Go through the data and copy every line exactly, but not the images.
───── RAW DATA
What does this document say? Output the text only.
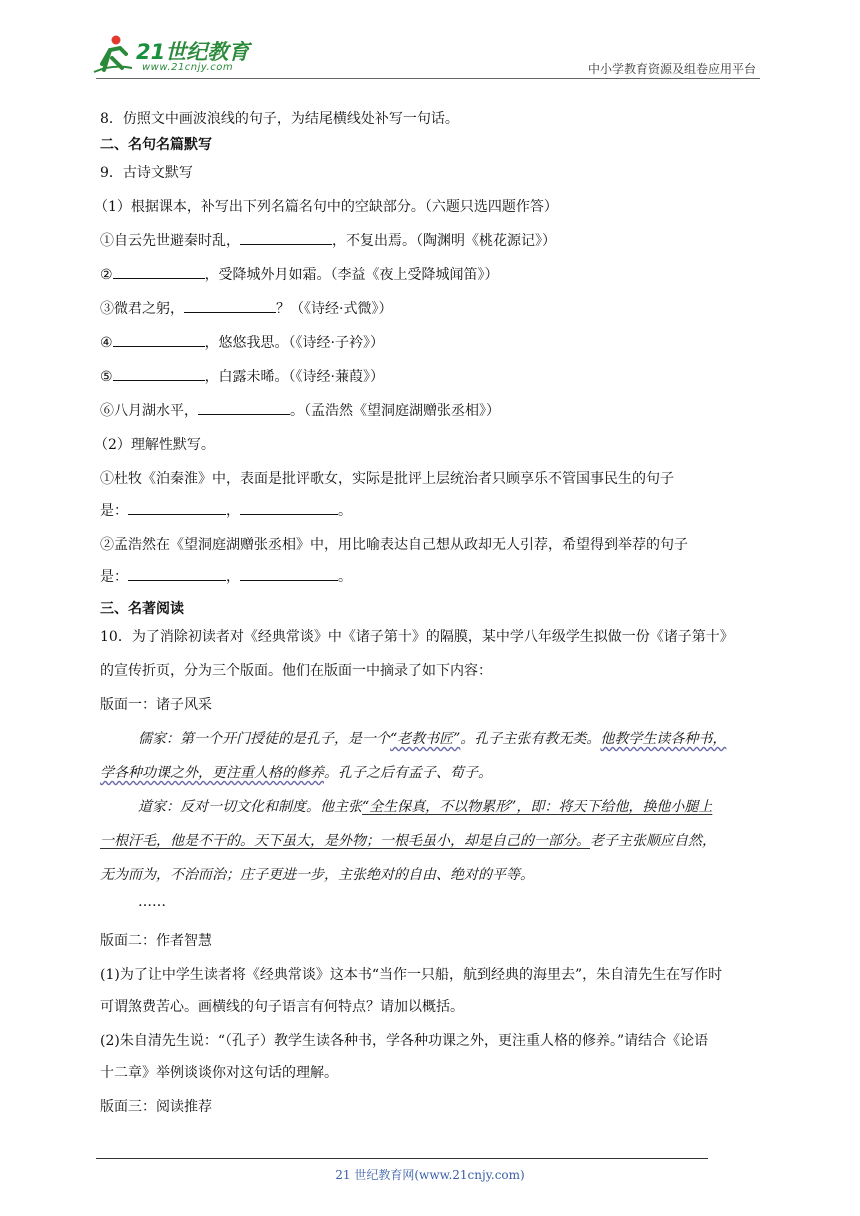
21世纪教育
www.21cnjy.com	中小学教育资源及组卷应用平台
8．仿照文中画波浪线的句子，为结尾横线处补写一句话。
二、名句名篇默写
9．古诗文默写
（1）根据课本，补写出下列名篇名句中的空缺部分。（六题只选四题作答）
①自云先世避秦时乱，	，不复出焉。（陶渊明《桃花源记》）
②	，受降城外月如霜。（李益《夜上受降城闻笛》）
③微君之躬，	？（《诗经·式微》）
④	，悠悠我思。（《诗经·子衿》）
⑤	，白露未晞。（《诗经·蒹葭》）
⑥八月湖水平，	。（孟浩然《望洞庭湖赠张丞相》）
（2）理解性默写。
①杜牧《泊秦淮》中，表面是批评歌女，实际是批评上层统治者只顾享乐不管国事民生的句子
是：	，	。
②孟浩然在《望洞庭湖赠张丞相》中，用比喻表达自己想从政却无人引荐，希望得到举荐的句子
是：	，	。
三、名著阅读
10．为了消除初读者对《经典常谈》中《诸子第十》的隔膜，某中学八年级学生拟做一份《诸子第十》
的宣传折页，分为三个版面。他们在版面一中摘录了如下内容：
版面一：诸子风采
儒家：第一个开门授徒的是孔子，是一个“老教书匠”。孔子主张有教无类。他教学生读各种书，
学各种功课之外，更注重人格的修养。孔子之后有孟子、荀子。
道家：反对一切文化和制度。他主张“全生保真，不以物累形”，即：将天下给他，换他小腿上
一根汗毛，他是不干的。天下虽大，是外物；一根毛虽小，却是自己的一部分。老子主张顺应自然，
无为而为，不治而治；庄子更进一步，主张绝对的自由、绝对的平等。
……
版面二：作者智慧
(1)为了让中学生读者将《经典常谈》这本书“当作一只船，航到经典的海里去”，朱自清先生在写作时
可谓煞费苦心。画横线的句子语言有何特点？请加以概括。
(2)朱自清先生说：“（孔子）教学生读各种书，学各种功课之外，更注重人格的修养。”请结合《论语
十二章》举例谈谈你对这句话的理解。
版面三：阅读推荐
21 世纪教育网(www.21cnjy.com)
──────────
RESPONSE TO THE TASK »
What does this document say? Output the text only.
21世纪教育
www.21cnjy.com	中小学教育资源及组卷应用平台
8．仿照文中画波浪线的句子，为结尾横线处补写一句话。
二、名句名篇默写
9．古诗文默写
（1）根据课本，补写出下列名篇名句中的空缺部分。（六题只选四题作答）
①自云先世避秦时乱，	，不复出焉。（陶渊明《桃花源记》）
②	，受降城外月如霜。（李益《夜上受降城闻笛》）
③微君之躬，	？（《诗经·式微》）
④	，悠悠我思。（《诗经·子衿》）
⑤	，白露未晞。（《诗经·蒹葭》）
⑥八月湖水平，	。（孟浩然《望洞庭湖赠张丞相》）
（2）理解性默写。
①杜牧《泊秦淮》中，表面是批评歌女，实际是批评上层统治者只顾享乐不管国事民生的句子
是：	，	。
②孟浩然在《望洞庭湖赠张丞相》中，用比喻表达自己想从政却无人引荐，希望得到举荐的句子
是：	，	。
三、名著阅读
10．为了消除初读者对《经典常谈》中《诸子第十》的隔膜，某中学八年级学生拟做一份《诸子第十》
的宣传折页，分为三个版面。他们在版面一中摘录了如下内容：
版面一：诸子风采
儒家：第一个开门授徒的是孔子，是一个“老教书匠”。孔子主张有教无类。他教学生读各种书，
学各种功课之外，更注重人格的修养。孔子之后有孟子、荀子。
道家：反对一切文化和制度。他主张“全生保真，不以物累形”，即：将天下给他，换他小腿上
一根汗毛，他是不干的。天下虽大，是外物；一根毛虽小，却是自己的一部分。老子主张顺应自然，
无为而为，不治而治；庄子更进一步，主张绝对的自由、绝对的平等。
……
版面二：作者智慧
(1)为了让中学生读者将《经典常谈》这本书“当作一只船，航到经典的海里去”，朱自清先生在写作时
可谓煞费苦心。画横线的句子语言有何特点？请加以概括。
(2)朱自清先生说：“（孔子）教学生读各种书，学各种功课之外，更注重人格的修养。”请结合《论语
十二章》举例谈谈你对这句话的理解。
版面三：阅读推荐
21 世纪教育网(www.21cnjy.com)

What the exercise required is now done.